— Start of WORKING DATA —

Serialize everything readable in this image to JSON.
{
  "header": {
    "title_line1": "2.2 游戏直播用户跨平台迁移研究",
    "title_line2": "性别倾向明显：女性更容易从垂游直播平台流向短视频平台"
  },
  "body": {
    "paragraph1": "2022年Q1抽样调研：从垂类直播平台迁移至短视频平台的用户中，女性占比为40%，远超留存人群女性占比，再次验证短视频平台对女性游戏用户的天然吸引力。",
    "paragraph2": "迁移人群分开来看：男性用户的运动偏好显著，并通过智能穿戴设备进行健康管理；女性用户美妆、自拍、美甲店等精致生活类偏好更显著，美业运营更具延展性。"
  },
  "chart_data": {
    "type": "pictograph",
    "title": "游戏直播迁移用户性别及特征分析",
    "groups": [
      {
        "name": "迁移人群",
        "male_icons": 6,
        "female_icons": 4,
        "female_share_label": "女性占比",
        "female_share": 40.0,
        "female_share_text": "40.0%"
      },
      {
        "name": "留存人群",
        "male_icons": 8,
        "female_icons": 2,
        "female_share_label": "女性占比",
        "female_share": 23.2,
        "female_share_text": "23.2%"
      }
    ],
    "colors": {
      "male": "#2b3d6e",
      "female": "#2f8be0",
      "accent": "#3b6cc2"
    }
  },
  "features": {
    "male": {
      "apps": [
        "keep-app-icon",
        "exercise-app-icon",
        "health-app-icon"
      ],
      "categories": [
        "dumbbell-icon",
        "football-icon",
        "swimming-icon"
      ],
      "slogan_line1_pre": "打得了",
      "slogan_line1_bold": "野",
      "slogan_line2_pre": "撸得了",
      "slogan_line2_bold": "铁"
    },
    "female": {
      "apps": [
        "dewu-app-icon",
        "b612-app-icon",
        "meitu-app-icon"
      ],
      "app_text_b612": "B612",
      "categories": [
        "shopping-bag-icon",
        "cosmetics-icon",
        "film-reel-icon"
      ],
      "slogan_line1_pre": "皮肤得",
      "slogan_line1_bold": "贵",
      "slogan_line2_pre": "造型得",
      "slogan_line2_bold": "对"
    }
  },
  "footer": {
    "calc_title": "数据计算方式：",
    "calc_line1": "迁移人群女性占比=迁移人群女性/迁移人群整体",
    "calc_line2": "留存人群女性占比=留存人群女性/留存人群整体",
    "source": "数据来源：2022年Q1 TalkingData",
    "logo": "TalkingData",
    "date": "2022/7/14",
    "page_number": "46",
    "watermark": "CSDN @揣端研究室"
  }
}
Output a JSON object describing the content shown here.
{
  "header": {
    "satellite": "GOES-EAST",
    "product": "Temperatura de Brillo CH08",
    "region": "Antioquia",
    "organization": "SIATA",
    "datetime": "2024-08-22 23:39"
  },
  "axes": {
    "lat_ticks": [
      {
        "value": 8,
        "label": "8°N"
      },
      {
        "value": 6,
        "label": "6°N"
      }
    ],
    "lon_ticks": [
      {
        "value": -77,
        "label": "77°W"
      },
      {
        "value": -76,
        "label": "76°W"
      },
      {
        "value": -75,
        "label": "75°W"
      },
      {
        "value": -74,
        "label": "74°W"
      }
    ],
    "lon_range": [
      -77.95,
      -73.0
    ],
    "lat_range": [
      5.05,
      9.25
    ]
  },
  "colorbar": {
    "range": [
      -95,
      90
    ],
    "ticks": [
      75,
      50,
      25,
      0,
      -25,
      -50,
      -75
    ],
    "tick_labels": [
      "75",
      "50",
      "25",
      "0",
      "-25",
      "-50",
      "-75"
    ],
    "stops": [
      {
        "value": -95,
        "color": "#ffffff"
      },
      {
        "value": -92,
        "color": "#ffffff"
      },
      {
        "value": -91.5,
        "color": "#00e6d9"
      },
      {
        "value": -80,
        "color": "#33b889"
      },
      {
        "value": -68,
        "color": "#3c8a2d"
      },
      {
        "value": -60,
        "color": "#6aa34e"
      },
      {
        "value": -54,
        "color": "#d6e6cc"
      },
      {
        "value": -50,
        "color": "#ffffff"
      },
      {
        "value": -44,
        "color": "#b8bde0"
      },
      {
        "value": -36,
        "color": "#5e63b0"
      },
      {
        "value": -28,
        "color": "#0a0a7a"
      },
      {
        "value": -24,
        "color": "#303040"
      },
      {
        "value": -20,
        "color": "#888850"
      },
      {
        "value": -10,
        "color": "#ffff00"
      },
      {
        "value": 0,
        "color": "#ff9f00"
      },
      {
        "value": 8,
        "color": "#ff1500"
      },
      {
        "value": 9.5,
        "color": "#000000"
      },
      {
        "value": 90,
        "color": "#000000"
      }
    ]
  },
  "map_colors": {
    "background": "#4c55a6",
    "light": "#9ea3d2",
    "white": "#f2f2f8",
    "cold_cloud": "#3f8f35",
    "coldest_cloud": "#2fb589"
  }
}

— End of WORKING DATA —

» EXERCISE OBJECTIVE
Return all of the entries exactly as written.

» FULL RESPONSE
Serialize everything readable in this image to JSON.
{
  "header": {
    "title_line1": "2.2 游戏直播用户跨平台迁移研究",
    "title_line2": "性别倾向明显：女性更容易从垂游直播平台流向短视频平台"
  },
  "body": {
    "paragraph1": "2022年Q1抽样调研：从垂类直播平台迁移至短视频平台的用户中，女性占比为40%，远超留存人群女性占比，再次验证短视频平台对女性游戏用户的天然吸引力。",
    "paragraph2": "迁移人群分开来看：男性用户的运动偏好显著，并通过智能穿戴设备进行健康管理；女性用户美妆、自拍、美甲店等精致生活类偏好更显著，美业运营更具延展性。"
  },
  "chart_data": {
    "type": "pictograph",
    "title": "游戏直播迁移用户性别及特征分析",
    "groups": [
      {
        "name": "迁移人群",
        "male_icons": 6,
        "female_icons": 4,
        "female_share_label": "女性占比",
        "female_share": 40.0,
        "female_share_text": "40.0%"
      },
      {
        "name": "留存人群",
        "male_icons": 8,
        "female_icons": 2,
        "female_share_label": "女性占比",
        "female_share": 23.2,
        "female_share_text": "23.2%"
      }
    ],
    "colors": {
      "male": "#2b3d6e",
      "female": "#2f8be0",
      "accent": "#3b6cc2"
    }
  },
  "features": {
    "male": {
      "apps": [
        "keep-app-icon",
        "exercise-app-icon",
        "health-app-icon"
      ],
      "categories": [
        "dumbbell-icon",
        "football-icon",
        "swimming-icon"
      ],
      "slogan_line1_pre": "打得了",
      "slogan_line1_bold": "野",
      "slogan_line2_pre": "撸得了",
      "slogan_line2_bold": "铁"
    },
    "female": {
      "apps": [
        "dewu-app-icon",
        "b612-app-icon",
        "meitu-app-icon"
      ],
      "app_text_b612": "B612",
      "categories": [
        "shopping-bag-icon",
        "cosmetics-icon",
        "film-reel-icon"
      ],
      "slogan_line1_pre": "皮肤得",
      "slogan_line1_bold": "贵",
      "slogan_line2_pre": "造型得",
      "slogan_line2_bold": "对"
    }
  },
  "footer": {
    "calc_title": "数据计算方式：",
    "calc_line1": "迁移人群女性占比=迁移人群女性/迁移人群整体",
    "calc_line2": "留存人群女性占比=留存人群女性/留存人群整体",
    "source": "数据来源：2022年Q1 TalkingData",
    "logo": "TalkingData",
    "date": "2022/7/14",
    "page_number": "46",
    "watermark": "CSDN @揣端研究室"
  }
}
Output a JSON object describing the content shown here.
{
  "header": {
    "satellite": "GOES-EAST",
    "product": "Temperatura de Brillo CH08",
    "region": "Antioquia",
    "organization": "SIATA",
    "datetime": "2024-08-22 23:39"
  },
  "axes": {
    "lat_ticks": [
      {
        "value": 8,
        "label": "8°N"
      },
      {
        "value": 6,
        "label": "6°N"
      }
    ],
    "lon_ticks": [
      {
        "value": -77,
        "label": "77°W"
      },
      {
        "value": -76,
        "label": "76°W"
      },
      {
        "value": -75,
        "label": "75°W"
      },
      {
        "value": -74,
        "label": "74°W"
      }
    ],
    "lon_range": [
      -77.95,
      -73.0
    ],
    "lat_range": [
      5.05,
      9.25
    ]
  },
  "colorbar": {
    "range": [
      -95,
      90
    ],
    "ticks": [
      75,
      50,
      25,
      0,
      -25,
      -50,
      -75
    ],
    "tick_labels": [
      "75",
      "50",
      "25",
      "0",
      "-25",
      "-50",
      "-75"
    ],
    "stops": [
      {
        "value": -95,
        "color": "#ffffff"
      },
      {
        "value": -92,
        "color": "#ffffff"
      },
      {
        "value": -91.5,
        "color": "#00e6d9"
      },
      {
        "value": -80,
        "color": "#33b889"
      },
      {
        "value": -68,
        "color": "#3c8a2d"
      },
      {
        "value": -60,
        "color": "#6aa34e"
      },
      {
        "value": -54,
        "color": "#d6e6cc"
      },
      {
        "value": -50,
        "color": "#ffffff"
      },
      {
        "value": -44,
        "color": "#b8bde0"
      },
      {
        "value": -36,
        "color": "#5e63b0"
      },
      {
        "value": -28,
        "color": "#0a0a7a"
      },
      {
        "value": -24,
        "color": "#303040"
      },
      {
        "value": -20,
        "color": "#888850"
      },
      {
        "value": -10,
        "color": "#ffff00"
      },
      {
        "value": 0,
        "color": "#ff9f00"
      },
      {
        "value": 8,
        "color": "#ff1500"
      },
      {
        "value": 9.5,
        "color": "#000000"
      },
      {
        "value": 90,
        "color": "#000000"
      }
    ]
  },
  "map_colors": {
    "background": "#4c55a6",
    "light": "#9ea3d2",
    "white": "#f2f2f8",
    "cold_cloud": "#3f8f35",
    "coldest_cloud": "#2fb589"
  }
}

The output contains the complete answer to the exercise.